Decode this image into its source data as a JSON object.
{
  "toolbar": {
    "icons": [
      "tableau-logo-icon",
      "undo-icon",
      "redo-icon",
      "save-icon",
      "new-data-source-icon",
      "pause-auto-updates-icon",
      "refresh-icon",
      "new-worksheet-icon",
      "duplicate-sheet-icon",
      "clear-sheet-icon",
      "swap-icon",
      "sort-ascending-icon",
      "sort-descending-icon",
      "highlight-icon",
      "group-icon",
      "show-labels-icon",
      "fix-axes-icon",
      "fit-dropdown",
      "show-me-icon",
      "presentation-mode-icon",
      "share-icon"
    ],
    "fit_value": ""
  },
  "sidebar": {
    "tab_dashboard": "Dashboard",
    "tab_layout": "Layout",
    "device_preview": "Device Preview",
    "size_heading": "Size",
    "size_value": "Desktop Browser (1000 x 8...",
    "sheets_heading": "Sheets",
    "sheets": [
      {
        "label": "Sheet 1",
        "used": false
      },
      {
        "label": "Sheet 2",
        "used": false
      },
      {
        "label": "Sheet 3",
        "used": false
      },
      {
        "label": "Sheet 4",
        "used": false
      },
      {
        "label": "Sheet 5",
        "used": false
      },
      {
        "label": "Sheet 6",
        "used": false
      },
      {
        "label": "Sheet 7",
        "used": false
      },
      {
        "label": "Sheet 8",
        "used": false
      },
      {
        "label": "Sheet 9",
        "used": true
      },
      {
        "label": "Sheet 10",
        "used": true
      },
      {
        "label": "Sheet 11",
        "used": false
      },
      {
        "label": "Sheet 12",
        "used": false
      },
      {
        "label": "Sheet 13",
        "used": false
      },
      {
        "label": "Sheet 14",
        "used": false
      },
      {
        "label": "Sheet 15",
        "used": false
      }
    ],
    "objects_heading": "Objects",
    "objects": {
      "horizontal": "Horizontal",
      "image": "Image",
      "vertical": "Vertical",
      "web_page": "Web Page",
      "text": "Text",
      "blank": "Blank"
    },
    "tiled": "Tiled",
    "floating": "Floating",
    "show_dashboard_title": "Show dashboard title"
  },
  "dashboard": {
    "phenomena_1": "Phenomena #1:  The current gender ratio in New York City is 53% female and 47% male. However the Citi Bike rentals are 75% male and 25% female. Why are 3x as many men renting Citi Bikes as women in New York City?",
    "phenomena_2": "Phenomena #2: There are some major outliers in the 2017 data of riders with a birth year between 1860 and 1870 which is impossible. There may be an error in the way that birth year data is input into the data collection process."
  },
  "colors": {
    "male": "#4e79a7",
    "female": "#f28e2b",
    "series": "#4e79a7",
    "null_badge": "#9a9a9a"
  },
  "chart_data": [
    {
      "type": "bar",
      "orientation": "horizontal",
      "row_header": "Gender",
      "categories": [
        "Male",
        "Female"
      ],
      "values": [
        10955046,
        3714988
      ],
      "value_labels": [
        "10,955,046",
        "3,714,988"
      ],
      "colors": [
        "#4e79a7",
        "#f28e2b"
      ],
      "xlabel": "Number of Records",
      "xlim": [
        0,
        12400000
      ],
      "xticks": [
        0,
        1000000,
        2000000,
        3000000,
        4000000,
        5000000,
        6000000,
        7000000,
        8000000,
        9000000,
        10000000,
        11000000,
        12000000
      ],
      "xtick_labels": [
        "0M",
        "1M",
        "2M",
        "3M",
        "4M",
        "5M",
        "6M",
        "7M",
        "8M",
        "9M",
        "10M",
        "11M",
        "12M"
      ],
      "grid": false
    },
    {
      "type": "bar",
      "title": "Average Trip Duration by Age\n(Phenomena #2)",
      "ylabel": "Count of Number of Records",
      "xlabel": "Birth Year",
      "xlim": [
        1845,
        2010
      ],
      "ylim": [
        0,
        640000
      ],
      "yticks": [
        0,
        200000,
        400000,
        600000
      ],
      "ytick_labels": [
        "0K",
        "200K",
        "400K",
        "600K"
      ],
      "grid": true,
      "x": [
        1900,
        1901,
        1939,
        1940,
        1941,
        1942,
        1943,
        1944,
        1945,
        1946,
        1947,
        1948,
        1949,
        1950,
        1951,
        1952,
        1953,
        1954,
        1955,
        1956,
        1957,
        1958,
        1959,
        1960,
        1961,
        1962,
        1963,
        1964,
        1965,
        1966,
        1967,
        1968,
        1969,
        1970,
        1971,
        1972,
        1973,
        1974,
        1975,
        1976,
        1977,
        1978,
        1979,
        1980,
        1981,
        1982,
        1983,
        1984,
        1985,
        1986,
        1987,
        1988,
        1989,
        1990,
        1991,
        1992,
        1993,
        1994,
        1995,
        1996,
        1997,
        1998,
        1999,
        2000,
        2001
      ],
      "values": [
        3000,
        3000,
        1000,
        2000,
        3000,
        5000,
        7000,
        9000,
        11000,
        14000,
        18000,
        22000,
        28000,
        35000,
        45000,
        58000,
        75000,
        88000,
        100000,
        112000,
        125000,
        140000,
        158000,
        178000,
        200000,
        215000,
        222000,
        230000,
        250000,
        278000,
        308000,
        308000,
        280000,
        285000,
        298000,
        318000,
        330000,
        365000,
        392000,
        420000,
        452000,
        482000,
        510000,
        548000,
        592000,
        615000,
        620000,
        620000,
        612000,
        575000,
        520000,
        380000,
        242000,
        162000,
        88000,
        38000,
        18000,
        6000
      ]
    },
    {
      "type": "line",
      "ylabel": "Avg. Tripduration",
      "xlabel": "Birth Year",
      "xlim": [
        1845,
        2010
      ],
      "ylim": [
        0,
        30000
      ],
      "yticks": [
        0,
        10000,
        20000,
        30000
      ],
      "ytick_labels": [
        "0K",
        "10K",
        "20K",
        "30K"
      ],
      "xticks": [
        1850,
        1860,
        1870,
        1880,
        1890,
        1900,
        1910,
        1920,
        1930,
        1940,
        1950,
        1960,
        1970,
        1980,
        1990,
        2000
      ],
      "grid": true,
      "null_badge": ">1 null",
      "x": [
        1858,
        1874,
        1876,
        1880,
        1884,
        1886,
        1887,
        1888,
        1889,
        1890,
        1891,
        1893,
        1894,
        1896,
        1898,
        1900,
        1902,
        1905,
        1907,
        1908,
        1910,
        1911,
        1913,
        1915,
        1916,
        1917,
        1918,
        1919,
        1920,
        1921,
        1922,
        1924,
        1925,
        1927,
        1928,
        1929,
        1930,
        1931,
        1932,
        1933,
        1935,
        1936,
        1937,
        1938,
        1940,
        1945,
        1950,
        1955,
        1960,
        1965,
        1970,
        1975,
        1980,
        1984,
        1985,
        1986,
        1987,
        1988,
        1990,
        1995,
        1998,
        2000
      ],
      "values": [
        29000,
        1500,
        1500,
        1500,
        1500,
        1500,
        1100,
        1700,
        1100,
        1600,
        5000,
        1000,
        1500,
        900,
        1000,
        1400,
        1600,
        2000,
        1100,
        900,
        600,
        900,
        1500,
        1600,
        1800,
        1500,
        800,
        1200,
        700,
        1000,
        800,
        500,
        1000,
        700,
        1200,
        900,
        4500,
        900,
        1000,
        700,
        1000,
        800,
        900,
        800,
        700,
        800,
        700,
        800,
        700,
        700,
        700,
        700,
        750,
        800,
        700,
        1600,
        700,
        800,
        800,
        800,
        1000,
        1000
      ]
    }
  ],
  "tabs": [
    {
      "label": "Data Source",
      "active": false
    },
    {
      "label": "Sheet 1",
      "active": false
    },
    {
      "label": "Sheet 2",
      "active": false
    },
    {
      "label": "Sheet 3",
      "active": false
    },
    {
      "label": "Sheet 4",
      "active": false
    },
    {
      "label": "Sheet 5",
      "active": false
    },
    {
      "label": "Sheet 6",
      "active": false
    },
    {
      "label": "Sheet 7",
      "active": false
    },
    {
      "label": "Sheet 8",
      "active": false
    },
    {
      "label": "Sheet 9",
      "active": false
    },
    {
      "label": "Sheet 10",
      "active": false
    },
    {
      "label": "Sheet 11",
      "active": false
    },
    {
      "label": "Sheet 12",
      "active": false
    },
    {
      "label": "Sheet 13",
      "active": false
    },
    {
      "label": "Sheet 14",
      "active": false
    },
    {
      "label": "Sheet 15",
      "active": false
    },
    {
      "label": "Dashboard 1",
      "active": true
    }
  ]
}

* * *

**Written instruction:**
For the entries above, count the lines that contain the string "sort", and state that number without further comment.

**Final result:**
2